**Goal of the exercise:**
Select all lines in the records that include "medium".

## Start Input

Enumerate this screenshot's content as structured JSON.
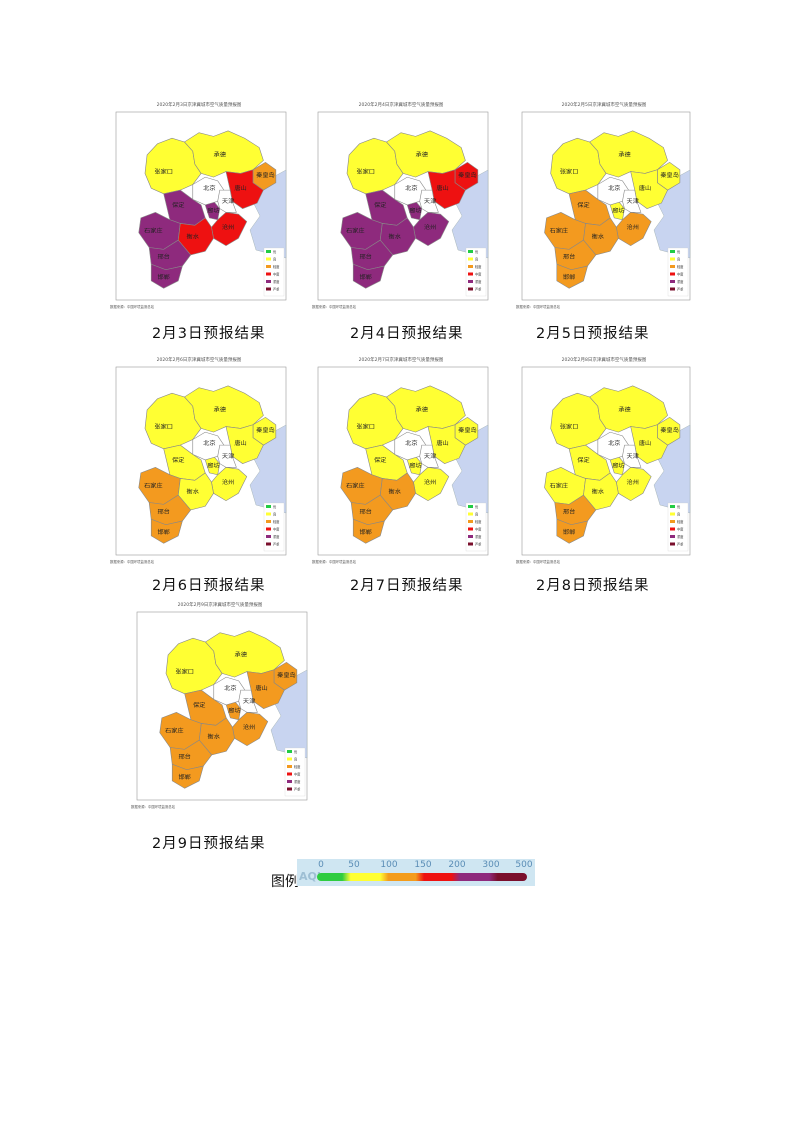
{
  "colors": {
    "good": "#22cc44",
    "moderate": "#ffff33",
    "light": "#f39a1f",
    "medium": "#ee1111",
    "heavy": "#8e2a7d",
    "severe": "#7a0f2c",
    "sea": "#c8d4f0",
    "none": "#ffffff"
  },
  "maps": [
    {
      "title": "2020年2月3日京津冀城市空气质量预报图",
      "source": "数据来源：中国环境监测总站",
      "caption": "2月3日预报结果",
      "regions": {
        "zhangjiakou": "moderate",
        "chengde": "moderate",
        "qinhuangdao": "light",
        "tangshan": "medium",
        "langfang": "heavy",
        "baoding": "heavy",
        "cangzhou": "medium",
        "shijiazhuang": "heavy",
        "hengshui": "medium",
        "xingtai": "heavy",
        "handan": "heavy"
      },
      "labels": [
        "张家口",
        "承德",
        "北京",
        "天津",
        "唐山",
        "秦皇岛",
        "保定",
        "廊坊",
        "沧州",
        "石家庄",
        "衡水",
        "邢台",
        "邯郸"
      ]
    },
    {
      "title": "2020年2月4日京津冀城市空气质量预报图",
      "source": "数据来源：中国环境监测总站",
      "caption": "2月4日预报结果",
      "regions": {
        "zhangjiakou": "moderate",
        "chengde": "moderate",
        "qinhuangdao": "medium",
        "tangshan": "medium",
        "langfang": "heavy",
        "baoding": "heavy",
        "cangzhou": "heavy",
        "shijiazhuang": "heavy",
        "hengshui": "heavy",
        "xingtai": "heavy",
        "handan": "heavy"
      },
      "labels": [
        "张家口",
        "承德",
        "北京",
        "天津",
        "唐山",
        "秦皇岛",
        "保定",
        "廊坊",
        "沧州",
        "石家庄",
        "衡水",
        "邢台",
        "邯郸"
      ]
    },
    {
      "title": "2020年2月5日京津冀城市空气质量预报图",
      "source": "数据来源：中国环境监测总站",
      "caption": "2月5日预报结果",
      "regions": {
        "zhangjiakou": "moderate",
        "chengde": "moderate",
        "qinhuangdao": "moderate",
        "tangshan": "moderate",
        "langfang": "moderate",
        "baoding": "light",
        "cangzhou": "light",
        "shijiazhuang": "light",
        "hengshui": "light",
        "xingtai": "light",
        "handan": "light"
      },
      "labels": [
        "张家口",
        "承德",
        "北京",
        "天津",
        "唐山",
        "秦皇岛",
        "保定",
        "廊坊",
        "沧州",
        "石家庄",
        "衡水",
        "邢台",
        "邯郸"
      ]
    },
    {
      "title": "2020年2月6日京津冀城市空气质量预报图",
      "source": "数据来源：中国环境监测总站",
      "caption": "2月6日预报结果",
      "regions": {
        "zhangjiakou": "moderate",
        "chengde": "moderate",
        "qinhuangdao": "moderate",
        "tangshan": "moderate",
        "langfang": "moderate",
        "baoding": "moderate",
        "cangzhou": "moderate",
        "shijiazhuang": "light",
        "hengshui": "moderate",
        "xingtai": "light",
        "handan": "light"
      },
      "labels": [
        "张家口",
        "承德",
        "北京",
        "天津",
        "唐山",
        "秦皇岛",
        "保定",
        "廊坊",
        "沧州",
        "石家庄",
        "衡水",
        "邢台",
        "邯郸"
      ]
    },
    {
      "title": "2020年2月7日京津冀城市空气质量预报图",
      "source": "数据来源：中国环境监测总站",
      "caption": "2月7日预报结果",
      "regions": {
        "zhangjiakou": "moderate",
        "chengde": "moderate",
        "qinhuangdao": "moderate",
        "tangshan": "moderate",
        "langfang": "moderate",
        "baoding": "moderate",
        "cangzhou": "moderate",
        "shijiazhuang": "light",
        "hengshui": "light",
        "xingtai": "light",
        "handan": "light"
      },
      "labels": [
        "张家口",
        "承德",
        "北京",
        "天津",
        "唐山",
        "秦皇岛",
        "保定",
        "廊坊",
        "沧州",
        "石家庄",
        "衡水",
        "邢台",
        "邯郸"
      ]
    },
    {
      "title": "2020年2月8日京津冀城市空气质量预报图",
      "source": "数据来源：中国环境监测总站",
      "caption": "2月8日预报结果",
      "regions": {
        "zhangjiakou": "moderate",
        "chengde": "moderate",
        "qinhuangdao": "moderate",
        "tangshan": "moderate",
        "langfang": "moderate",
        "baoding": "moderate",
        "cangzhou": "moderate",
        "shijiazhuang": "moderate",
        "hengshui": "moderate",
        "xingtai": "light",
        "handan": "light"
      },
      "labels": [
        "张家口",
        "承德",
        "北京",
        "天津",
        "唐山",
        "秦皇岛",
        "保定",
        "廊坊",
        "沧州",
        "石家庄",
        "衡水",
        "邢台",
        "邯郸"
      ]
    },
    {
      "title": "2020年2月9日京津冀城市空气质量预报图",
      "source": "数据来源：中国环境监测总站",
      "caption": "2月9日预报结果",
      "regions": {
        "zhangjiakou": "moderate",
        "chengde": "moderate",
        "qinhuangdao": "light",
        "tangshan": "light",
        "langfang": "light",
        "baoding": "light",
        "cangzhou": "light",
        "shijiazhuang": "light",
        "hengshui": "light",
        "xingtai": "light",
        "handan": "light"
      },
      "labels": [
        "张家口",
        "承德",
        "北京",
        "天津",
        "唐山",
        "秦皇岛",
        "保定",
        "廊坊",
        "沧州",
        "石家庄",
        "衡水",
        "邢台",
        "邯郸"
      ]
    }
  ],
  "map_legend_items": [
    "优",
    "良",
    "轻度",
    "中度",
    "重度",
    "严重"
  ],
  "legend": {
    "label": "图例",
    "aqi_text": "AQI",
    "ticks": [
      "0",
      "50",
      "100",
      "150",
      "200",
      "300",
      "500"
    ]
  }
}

## End Input

**Expected output:**
    "medium": "#ee1111",
        "tangshan": "medium",
        "cangzhou": "medium",
        "hengshui": "medium",
        "qinhuangdao": "medium",
        "tangshan": "medium",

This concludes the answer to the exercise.